▶ **REQUIRED TASK**: Exact reproduction is required for all entries.

▶ **EXTRACTED DATA**:
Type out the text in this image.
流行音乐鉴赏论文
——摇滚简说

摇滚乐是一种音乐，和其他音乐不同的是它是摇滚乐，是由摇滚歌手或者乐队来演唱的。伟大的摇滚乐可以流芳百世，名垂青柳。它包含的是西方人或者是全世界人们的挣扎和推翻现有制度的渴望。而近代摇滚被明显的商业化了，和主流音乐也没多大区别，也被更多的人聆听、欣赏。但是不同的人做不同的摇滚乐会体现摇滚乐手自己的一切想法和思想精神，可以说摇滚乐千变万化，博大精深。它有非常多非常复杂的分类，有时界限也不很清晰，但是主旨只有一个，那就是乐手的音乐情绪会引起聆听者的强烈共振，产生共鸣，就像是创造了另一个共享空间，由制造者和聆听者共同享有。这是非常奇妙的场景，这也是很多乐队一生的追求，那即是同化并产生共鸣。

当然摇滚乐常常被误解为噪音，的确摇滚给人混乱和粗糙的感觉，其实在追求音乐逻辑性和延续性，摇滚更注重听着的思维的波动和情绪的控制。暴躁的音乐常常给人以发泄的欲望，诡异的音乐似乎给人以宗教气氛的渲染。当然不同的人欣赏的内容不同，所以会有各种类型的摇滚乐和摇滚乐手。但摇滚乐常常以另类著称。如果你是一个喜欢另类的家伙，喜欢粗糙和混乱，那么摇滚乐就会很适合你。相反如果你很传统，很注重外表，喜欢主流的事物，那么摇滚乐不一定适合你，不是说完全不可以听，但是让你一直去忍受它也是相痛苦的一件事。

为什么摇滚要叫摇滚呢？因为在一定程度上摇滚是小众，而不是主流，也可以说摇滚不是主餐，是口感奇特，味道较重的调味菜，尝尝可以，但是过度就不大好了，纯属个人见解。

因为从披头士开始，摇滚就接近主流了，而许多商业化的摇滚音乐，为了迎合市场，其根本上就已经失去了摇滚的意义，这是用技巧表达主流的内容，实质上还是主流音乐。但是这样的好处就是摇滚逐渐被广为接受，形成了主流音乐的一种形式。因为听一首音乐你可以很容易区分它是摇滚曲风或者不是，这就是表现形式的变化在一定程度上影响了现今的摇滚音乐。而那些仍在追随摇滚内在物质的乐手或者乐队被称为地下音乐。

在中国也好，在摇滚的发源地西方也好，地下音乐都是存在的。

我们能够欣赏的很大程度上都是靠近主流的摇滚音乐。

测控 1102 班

▶ **EXPECTED OUTPUT**:
Type out the text in this image.
流行音乐鉴赏论文
——摇滚简说

摇滚乐是一种音乐，和其他音乐不同的是它是摇滚乐，是由摇滚歌手或者乐队来演唱的。伟大的摇滚乐可以流芳百世，名垂青柳。它包含的是西方人或者是全世界人们的挣扎和推翻现有制度的渴望。而近代摇滚被明显的商业化了，和主流音乐也没多大区别，也被更多的人聆听、欣赏。但是不同的人做不同的摇滚乐会体现摇滚乐手自己的一切想法和思想精神，可以说摇滚乐千变万化，博大精深。它有非常多非常复杂的分类，有时界限也不很清晰，但是主旨只有一个，那就是乐手的音乐情绪会引起聆听者的强烈共振，产生共鸣，就像是创造了另一个共享空间，由制造者和聆听者共同享有。这是非常奇妙的场景，这也是很多乐队一生的追求，那即是同化并产生共鸣。

当然摇滚乐常常被误解为噪音，的确摇滚给人混乱和粗糙的感觉，其实在追求音乐逻辑性和延续性，摇滚更注重听着的思维的波动和情绪的控制。暴躁的音乐常常给人以发泄的欲望，诡异的音乐似乎给人以宗教气氛的渲染。当然不同的人欣赏的内容不同，所以会有各种类型的摇滚乐和摇滚乐手。但摇滚乐常常以另类著称。如果你是一个喜欢另类的家伙，喜欢粗糙和混乱，那么摇滚乐就会很适合你。相反如果你很传统，很注重外表，喜欢主流的事物，那么摇滚乐不一定适合你，不是说完全不可以听，但是让你一直去忍受它也是相痛苦的一件事。

为什么摇滚要叫摇滚呢？因为在一定程度上摇滚是小众，而不是主流，也可以说摇滚不是主餐，是口感奇特，味道较重的调味菜，尝尝可以，但是过度就不大好了，纯属个人见解。

因为从披头士开始，摇滚就接近主流了，而许多商业化的摇滚音乐，为了迎合市场，其根本上就已经失去了摇滚的意义，这是用技巧表达主流的内容，实质上还是主流音乐。但是这样的好处就是摇滚逐渐被广为接受，形成了主流音乐的一种形式。因为听一首音乐你可以很容易区分它是摇滚曲风或者不是，这就是表现形式的变化在一定程度上影响了现今的摇滚音乐。而那些仍在追随摇滚内在物质的乐手或者乐队被称为地下音乐。

在中国也好，在摇滚的发源地西方也好，地下音乐都是存在的。

我们能够欣赏的很大程度上都是靠近主流的摇滚音乐。

测控 1102 班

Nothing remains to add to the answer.